Count how many lines contain the word "protetycznego". Please give only the number.

§ **Extracted records**:
────────────────

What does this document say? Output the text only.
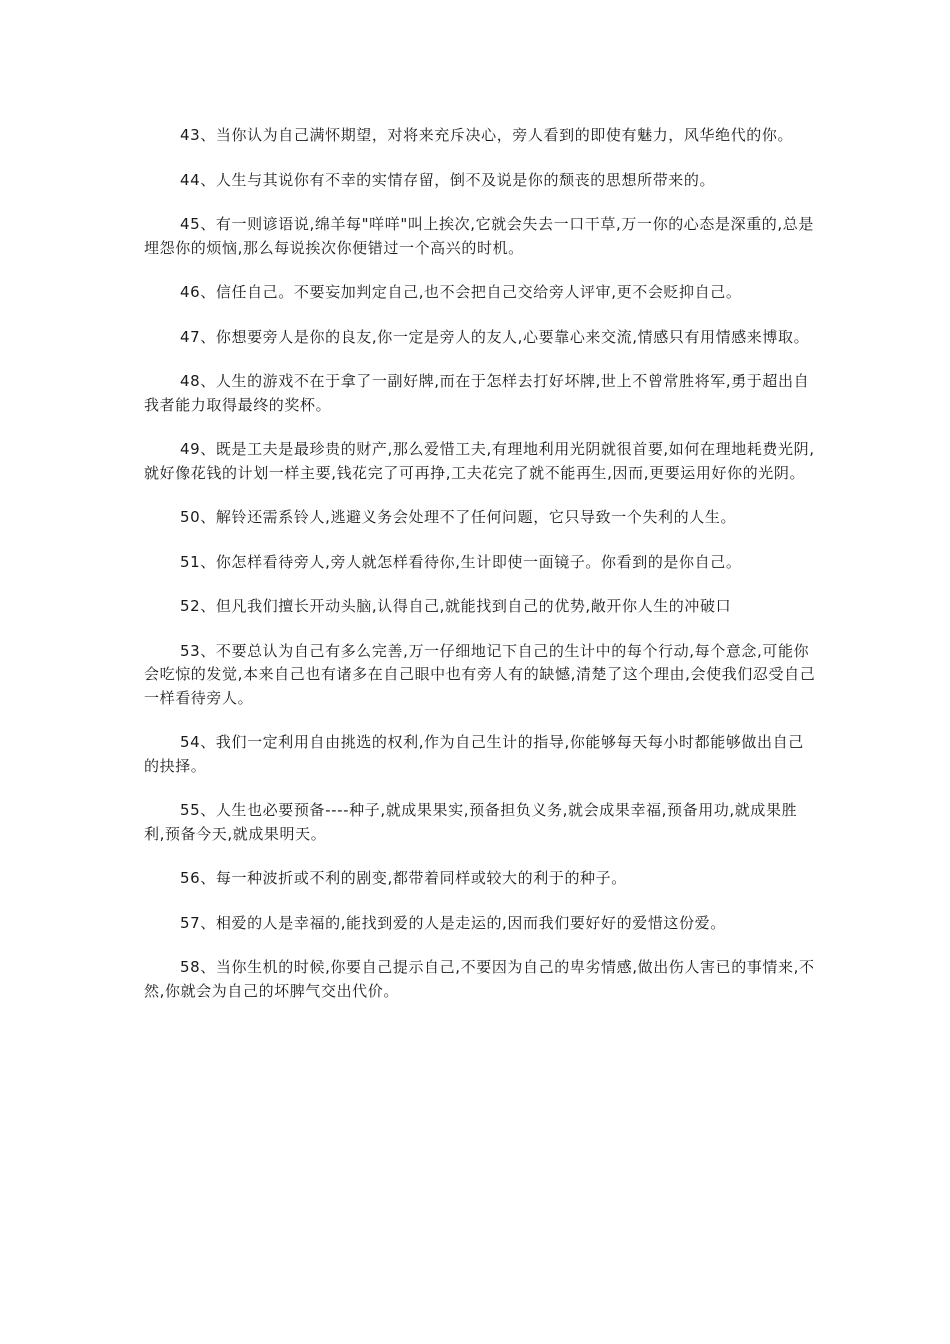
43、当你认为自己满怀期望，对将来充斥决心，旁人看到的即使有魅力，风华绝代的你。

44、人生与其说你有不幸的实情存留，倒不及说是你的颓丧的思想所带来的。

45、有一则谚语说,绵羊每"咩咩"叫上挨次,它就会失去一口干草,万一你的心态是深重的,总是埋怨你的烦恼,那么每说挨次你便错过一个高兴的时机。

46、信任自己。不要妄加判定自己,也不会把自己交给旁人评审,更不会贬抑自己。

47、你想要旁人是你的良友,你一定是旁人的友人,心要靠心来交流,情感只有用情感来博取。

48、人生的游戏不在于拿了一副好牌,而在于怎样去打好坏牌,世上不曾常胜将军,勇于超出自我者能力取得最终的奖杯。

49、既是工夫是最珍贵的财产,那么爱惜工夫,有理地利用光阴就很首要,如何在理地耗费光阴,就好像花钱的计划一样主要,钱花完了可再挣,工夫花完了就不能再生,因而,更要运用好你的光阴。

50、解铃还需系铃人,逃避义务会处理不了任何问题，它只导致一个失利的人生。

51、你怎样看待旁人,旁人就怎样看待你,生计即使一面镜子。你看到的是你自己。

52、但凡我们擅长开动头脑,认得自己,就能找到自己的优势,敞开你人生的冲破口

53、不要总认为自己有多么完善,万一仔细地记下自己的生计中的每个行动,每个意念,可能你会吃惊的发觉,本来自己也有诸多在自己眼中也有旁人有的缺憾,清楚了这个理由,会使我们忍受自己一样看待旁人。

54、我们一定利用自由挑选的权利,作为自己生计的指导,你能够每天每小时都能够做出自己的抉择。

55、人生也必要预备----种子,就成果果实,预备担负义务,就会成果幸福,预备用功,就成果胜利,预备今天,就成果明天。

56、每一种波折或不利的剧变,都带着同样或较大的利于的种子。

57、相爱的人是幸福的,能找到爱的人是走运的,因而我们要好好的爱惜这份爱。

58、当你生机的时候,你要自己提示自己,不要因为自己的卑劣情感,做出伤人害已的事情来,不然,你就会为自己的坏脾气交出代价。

────────────────

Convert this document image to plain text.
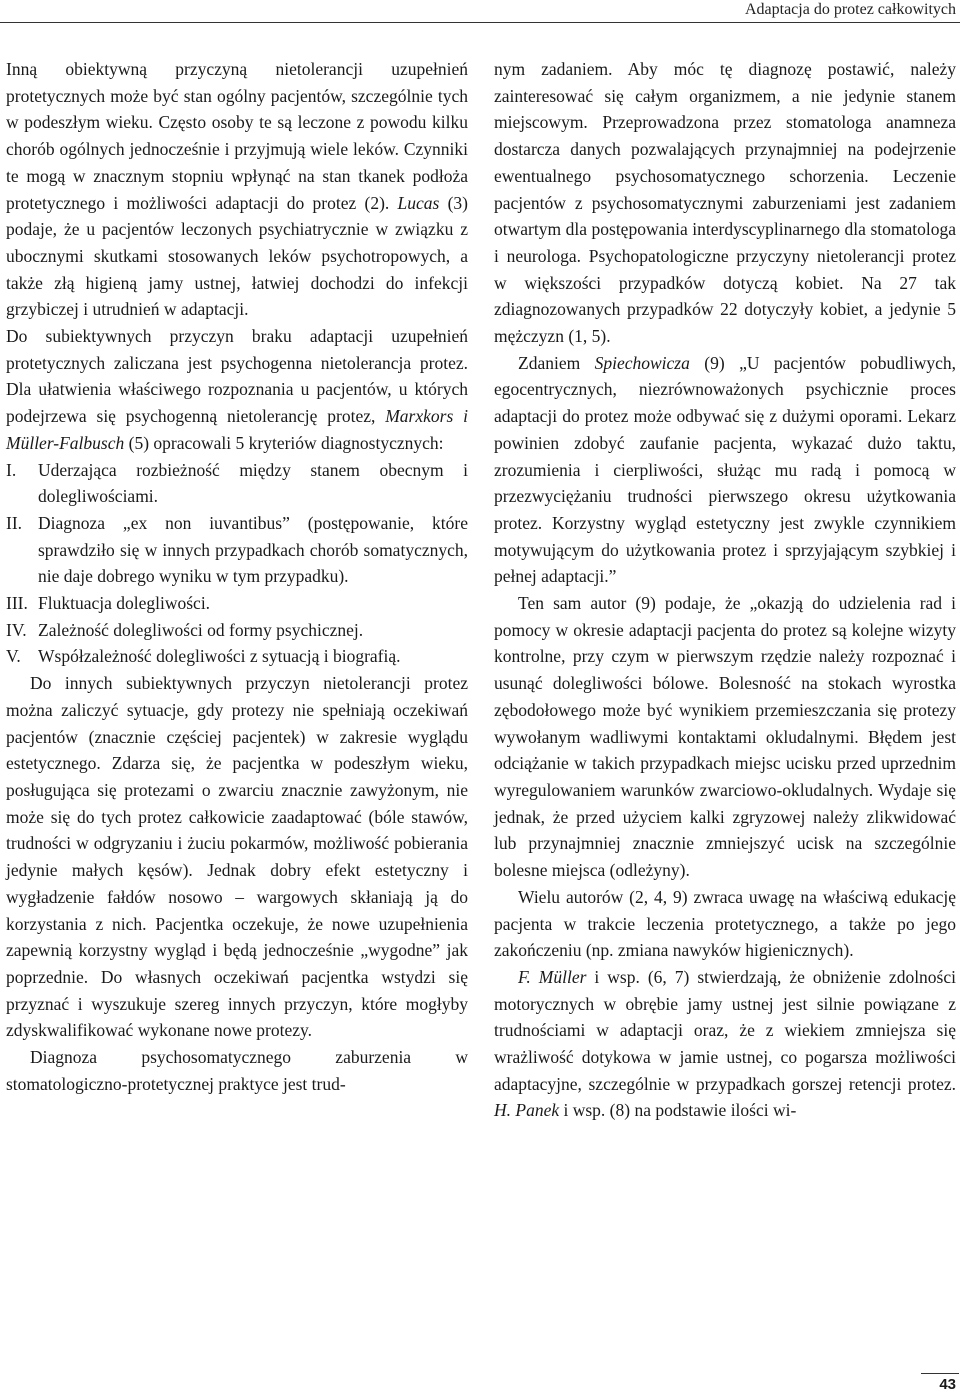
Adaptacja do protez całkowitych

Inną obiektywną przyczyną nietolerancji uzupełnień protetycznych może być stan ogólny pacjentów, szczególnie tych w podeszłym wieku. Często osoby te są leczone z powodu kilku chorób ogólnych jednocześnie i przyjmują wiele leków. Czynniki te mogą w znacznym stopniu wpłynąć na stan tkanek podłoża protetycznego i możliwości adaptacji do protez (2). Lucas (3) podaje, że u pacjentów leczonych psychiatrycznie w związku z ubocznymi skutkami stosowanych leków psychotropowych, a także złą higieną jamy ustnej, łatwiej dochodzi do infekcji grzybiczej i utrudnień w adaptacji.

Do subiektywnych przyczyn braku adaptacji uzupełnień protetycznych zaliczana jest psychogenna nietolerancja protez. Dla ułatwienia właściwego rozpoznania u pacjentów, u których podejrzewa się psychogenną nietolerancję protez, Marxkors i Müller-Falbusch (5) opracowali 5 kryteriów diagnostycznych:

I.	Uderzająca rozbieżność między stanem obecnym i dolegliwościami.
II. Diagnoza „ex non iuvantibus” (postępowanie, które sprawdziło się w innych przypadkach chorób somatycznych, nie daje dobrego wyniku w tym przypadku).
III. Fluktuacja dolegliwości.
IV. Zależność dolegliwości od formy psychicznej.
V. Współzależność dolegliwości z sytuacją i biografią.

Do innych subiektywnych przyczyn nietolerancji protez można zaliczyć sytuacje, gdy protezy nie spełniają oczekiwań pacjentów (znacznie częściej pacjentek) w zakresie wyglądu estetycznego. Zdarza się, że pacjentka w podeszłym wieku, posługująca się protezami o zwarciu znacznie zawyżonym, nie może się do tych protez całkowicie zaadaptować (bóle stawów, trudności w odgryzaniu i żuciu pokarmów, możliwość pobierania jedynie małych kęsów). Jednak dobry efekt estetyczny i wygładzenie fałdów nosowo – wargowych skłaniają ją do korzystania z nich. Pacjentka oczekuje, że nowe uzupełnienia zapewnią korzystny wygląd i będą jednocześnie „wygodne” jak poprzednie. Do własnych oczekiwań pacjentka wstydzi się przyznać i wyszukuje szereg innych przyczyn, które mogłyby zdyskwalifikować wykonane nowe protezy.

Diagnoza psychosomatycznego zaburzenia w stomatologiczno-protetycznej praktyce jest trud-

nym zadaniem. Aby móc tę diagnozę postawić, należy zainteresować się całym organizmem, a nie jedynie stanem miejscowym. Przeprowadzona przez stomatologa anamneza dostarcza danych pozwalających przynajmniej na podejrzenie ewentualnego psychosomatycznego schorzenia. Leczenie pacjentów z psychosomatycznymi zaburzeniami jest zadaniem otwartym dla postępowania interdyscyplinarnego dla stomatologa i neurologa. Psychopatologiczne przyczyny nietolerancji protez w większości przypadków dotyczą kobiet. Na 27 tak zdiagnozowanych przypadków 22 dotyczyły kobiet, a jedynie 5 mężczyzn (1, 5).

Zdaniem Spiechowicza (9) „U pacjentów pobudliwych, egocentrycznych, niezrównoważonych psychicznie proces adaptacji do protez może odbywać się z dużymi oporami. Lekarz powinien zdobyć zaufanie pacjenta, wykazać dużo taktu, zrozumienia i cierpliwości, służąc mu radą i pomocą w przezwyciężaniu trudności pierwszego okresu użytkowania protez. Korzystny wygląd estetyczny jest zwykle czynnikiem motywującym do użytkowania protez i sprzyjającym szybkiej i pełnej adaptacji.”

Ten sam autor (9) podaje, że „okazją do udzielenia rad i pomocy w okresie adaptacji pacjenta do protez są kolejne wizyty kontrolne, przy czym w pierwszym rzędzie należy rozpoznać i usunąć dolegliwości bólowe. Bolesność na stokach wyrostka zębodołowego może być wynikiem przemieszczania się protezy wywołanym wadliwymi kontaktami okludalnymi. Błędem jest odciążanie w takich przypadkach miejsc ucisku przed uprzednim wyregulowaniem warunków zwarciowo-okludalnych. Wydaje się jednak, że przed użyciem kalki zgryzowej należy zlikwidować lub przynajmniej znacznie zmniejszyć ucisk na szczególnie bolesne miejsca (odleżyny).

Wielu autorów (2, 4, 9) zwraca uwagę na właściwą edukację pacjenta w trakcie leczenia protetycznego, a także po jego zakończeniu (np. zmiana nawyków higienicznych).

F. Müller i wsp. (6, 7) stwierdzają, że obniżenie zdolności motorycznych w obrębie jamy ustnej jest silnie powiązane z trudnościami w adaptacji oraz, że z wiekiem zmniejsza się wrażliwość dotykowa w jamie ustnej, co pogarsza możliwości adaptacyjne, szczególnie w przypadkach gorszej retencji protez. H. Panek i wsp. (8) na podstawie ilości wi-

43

────────────────

§ **FULL OUTPUT**: 2